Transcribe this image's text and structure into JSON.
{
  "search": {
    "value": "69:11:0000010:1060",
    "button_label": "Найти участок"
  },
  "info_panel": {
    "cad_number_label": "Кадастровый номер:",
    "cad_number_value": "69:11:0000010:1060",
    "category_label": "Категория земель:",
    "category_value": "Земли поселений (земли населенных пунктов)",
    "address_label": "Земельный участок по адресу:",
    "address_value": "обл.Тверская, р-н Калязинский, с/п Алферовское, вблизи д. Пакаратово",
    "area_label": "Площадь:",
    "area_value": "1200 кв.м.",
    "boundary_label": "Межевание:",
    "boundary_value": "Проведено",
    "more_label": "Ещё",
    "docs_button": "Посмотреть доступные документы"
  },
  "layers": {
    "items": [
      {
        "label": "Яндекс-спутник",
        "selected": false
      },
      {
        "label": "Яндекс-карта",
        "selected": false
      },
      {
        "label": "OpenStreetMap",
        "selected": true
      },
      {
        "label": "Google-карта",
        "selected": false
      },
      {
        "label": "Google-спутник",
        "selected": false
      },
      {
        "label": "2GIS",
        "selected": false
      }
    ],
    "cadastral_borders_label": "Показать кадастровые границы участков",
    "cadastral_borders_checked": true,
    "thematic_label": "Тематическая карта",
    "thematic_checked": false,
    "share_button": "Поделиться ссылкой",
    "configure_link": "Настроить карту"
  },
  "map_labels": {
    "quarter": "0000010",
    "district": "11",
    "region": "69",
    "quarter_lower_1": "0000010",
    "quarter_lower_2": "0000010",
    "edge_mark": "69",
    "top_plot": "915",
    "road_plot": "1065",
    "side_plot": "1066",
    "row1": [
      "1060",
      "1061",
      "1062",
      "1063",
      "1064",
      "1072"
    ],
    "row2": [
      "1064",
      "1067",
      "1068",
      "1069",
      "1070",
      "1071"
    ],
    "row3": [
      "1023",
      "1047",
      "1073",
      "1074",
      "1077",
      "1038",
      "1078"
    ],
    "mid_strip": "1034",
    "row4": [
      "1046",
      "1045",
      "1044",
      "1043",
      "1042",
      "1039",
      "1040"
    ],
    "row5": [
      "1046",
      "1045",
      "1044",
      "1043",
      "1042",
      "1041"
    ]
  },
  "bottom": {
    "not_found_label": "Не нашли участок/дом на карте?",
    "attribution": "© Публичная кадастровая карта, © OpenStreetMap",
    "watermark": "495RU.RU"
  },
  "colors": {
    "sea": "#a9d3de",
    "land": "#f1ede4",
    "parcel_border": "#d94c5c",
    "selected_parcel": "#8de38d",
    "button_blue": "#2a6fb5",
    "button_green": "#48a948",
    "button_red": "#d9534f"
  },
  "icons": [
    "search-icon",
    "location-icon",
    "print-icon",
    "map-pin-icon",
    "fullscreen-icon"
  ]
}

========

Your goal ::
Gather every line from the listing above in which "Яндекс" appears, and copy those lines.

Answer to this problem ::
        "label": "Яндекс-спутник",
        "label": "Яндекс-карта",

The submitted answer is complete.